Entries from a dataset
»»

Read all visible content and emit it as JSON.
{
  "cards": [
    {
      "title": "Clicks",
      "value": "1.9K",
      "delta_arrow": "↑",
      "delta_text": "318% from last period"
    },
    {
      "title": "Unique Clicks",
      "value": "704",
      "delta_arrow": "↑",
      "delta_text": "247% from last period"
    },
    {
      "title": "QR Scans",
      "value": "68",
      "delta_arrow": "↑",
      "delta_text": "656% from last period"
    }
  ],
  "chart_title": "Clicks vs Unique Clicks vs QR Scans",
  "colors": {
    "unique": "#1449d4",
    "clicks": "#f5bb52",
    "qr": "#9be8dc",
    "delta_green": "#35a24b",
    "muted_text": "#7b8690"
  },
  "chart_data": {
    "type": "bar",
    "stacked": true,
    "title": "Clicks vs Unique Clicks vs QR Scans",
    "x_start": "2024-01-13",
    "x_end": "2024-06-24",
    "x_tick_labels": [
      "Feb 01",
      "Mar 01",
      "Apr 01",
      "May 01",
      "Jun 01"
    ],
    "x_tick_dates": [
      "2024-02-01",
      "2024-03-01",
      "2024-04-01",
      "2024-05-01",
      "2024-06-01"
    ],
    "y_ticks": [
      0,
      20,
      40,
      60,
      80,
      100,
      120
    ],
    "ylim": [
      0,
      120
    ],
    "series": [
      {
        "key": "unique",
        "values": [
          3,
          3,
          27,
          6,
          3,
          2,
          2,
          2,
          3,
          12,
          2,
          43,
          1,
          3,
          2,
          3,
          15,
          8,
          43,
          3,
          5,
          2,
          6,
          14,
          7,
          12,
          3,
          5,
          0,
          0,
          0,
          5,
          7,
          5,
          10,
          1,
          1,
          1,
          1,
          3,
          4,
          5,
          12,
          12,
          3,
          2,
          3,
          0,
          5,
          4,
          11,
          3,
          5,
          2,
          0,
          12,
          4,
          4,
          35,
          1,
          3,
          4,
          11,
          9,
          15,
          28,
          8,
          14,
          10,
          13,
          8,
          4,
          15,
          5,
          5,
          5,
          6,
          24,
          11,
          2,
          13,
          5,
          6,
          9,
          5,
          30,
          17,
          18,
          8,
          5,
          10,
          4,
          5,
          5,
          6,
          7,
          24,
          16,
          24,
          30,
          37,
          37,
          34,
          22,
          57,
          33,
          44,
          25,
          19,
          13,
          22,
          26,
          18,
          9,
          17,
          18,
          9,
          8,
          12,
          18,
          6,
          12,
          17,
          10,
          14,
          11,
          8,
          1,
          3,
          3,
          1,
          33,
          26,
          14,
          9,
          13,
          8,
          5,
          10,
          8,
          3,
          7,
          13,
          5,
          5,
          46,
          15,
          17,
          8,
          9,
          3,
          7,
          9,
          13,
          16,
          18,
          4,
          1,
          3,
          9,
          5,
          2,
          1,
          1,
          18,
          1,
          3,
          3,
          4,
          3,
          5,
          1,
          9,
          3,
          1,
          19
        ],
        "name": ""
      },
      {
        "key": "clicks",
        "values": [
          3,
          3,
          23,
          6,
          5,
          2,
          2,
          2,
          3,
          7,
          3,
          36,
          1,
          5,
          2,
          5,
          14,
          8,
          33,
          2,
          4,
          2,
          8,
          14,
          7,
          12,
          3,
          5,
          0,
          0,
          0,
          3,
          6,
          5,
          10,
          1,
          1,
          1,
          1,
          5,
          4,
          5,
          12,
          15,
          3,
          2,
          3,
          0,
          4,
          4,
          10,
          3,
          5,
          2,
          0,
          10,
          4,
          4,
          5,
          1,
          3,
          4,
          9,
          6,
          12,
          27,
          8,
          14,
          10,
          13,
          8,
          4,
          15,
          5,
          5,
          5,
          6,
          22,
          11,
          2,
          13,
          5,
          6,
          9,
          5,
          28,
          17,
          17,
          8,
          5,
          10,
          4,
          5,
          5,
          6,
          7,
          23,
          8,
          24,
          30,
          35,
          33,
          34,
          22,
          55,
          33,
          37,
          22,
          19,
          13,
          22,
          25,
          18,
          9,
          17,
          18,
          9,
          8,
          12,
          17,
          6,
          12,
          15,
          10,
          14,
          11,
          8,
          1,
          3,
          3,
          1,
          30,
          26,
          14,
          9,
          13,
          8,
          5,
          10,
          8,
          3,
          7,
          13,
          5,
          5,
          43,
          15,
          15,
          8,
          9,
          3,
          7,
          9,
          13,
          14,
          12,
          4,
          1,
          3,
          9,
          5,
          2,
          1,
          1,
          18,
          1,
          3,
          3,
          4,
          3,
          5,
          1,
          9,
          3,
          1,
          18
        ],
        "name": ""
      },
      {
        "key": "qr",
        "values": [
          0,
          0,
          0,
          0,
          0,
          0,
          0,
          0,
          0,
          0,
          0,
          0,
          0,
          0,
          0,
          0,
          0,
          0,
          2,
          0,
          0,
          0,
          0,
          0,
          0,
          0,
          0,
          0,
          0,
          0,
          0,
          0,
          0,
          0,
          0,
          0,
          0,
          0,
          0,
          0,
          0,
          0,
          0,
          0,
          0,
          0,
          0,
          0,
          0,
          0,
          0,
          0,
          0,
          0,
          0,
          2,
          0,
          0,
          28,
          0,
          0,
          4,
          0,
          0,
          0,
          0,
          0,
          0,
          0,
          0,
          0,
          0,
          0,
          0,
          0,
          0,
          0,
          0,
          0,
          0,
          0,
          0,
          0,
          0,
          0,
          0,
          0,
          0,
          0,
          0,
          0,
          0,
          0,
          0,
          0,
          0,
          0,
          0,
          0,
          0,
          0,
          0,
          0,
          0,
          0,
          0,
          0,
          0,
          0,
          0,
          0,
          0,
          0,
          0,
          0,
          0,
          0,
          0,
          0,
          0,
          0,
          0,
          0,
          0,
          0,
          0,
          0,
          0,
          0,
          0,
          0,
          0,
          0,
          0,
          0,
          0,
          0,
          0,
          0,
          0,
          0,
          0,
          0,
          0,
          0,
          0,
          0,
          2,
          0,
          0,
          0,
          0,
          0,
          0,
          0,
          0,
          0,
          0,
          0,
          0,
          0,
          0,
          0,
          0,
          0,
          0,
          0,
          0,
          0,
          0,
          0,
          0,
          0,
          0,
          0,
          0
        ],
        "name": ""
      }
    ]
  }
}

««

AIM ::
Return all of the data word for word.

FULL RESPONSE ::
Read all visible content and emit it as JSON.
{
  "cards": [
    {
      "title": "Clicks",
      "value": "1.9K",
      "delta_arrow": "↑",
      "delta_text": "318% from last period"
    },
    {
      "title": "Unique Clicks",
      "value": "704",
      "delta_arrow": "↑",
      "delta_text": "247% from last period"
    },
    {
      "title": "QR Scans",
      "value": "68",
      "delta_arrow": "↑",
      "delta_text": "656% from last period"
    }
  ],
  "chart_title": "Clicks vs Unique Clicks vs QR Scans",
  "colors": {
    "unique": "#1449d4",
    "clicks": "#f5bb52",
    "qr": "#9be8dc",
    "delta_green": "#35a24b",
    "muted_text": "#7b8690"
  },
  "chart_data": {
    "type": "bar",
    "stacked": true,
    "title": "Clicks vs Unique Clicks vs QR Scans",
    "x_start": "2024-01-13",
    "x_end": "2024-06-24",
    "x_tick_labels": [
      "Feb 01",
      "Mar 01",
      "Apr 01",
      "May 01",
      "Jun 01"
    ],
    "x_tick_dates": [
      "2024-02-01",
      "2024-03-01",
      "2024-04-01",
      "2024-05-01",
      "2024-06-01"
    ],
    "y_ticks": [
      0,
      20,
      40,
      60,
      80,
      100,
      120
    ],
    "ylim": [
      0,
      120
    ],
    "series": [
      {
        "key": "unique",
        "values": [
          3,
          3,
          27,
          6,
          3,
          2,
          2,
          2,
          3,
          12,
          2,
          43,
          1,
          3,
          2,
          3,
          15,
          8,
          43,
          3,
          5,
          2,
          6,
          14,
          7,
          12,
          3,
          5,
          0,
          0,
          0,
          5,
          7,
          5,
          10,
          1,
          1,
          1,
          1,
          3,
          4,
          5,
          12,
          12,
          3,
          2,
          3,
          0,
          5,
          4,
          11,
          3,
          5,
          2,
          0,
          12,
          4,
          4,
          35,
          1,
          3,
          4,
          11,
          9,
          15,
          28,
          8,
          14,
          10,
          13,
          8,
          4,
          15,
          5,
          5,
          5,
          6,
          24,
          11,
          2,
          13,
          5,
          6,
          9,
          5,
          30,
          17,
          18,
          8,
          5,
          10,
          4,
          5,
          5,
          6,
          7,
          24,
          16,
          24,
          30,
          37,
          37,
          34,
          22,
          57,
          33,
          44,
          25,
          19,
          13,
          22,
          26,
          18,
          9,
          17,
          18,
          9,
          8,
          12,
          18,
          6,
          12,
          17,
          10,
          14,
          11,
          8,
          1,
          3,
          3,
          1,
          33,
          26,
          14,
          9,
          13,
          8,
          5,
          10,
          8,
          3,
          7,
          13,
          5,
          5,
          46,
          15,
          17,
          8,
          9,
          3,
          7,
          9,
          13,
          16,
          18,
          4,
          1,
          3,
          9,
          5,
          2,
          1,
          1,
          18,
          1,
          3,
          3,
          4,
          3,
          5,
          1,
          9,
          3,
          1,
          19
        ],
        "name": ""
      },
      {
        "key": "clicks",
        "values": [
          3,
          3,
          23,
          6,
          5,
          2,
          2,
          2,
          3,
          7,
          3,
          36,
          1,
          5,
          2,
          5,
          14,
          8,
          33,
          2,
          4,
          2,
          8,
          14,
          7,
          12,
          3,
          5,
          0,
          0,
          0,
          3,
          6,
          5,
          10,
          1,
          1,
          1,
          1,
          5,
          4,
          5,
          12,
          15,
          3,
          2,
          3,
          0,
          4,
          4,
          10,
          3,
          5,
          2,
          0,
          10,
          4,
          4,
          5,
          1,
          3,
          4,
          9,
          6,
          12,
          27,
          8,
          14,
          10,
          13,
          8,
          4,
          15,
          5,
          5,
          5,
          6,
          22,
          11,
          2,
          13,
          5,
          6,
          9,
          5,
          28,
          17,
          17,
          8,
          5,
          10,
          4,
          5,
          5,
          6,
          7,
          23,
          8,
          24,
          30,
          35,
          33,
          34,
          22,
          55,
          33,
          37,
          22,
          19,
          13,
          22,
          25,
          18,
          9,
          17,
          18,
          9,
          8,
          12,
          17,
          6,
          12,
          15,
          10,
          14,
          11,
          8,
          1,
          3,
          3,
          1,
          30,
          26,
          14,
          9,
          13,
          8,
          5,
          10,
          8,
          3,
          7,
          13,
          5,
          5,
          43,
          15,
          15,
          8,
          9,
          3,
          7,
          9,
          13,
          14,
          12,
          4,
          1,
          3,
          9,
          5,
          2,
          1,
          1,
          18,
          1,
          3,
          3,
          4,
          3,
          5,
          1,
          9,
          3,
          1,
          18
        ],
        "name": ""
      },
      {
        "key": "qr",
        "values": [
          0,
          0,
          0,
          0,
          0,
          0,
          0,
          0,
          0,
          0,
          0,
          0,
          0,
          0,
          0,
          0,
          0,
          0,
          2,
          0,
          0,
          0,
          0,
          0,
          0,
          0,
          0,
          0,
          0,
          0,
          0,
          0,
          0,
          0,
          0,
          0,
          0,
          0,
          0,
          0,
          0,
          0,
          0,
          0,
          0,
          0,
          0,
          0,
          0,
          0,
          0,
          0,
          0,
          0,
          0,
          2,
          0,
          0,
          28,
          0,
          0,
          4,
          0,
          0,
          0,
          0,
          0,
          0,
          0,
          0,
          0,
          0,
          0,
          0,
          0,
          0,
          0,
          0,
          0,
          0,
          0,
          0,
          0,
          0,
          0,
          0,
          0,
          0,
          0,
          0,
          0,
          0,
          0,
          0,
          0,
          0,
          0,
          0,
          0,
          0,
          0,
          0,
          0,
          0,
          0,
          0,
          0,
          0,
          0,
          0,
          0,
          0,
          0,
          0,
          0,
          0,
          0,
          0,
          0,
          0,
          0,
          0,
          0,
          0,
          0,
          0,
          0,
          0,
          0,
          0,
          0,
          0,
          0,
          0,
          0,
          0,
          0,
          0,
          0,
          0,
          0,
          0,
          0,
          0,
          0,
          0,
          0,
          2,
          0,
          0,
          0,
          0,
          0,
          0,
          0,
          0,
          0,
          0,
          0,
          0,
          0,
          0,
          0,
          0,
          0,
          0,
          0,
          0,
          0,
          0,
          0,
          0,
          0,
          0,
          0,
          0
        ],
        "name": ""
      }
    ]
  }
}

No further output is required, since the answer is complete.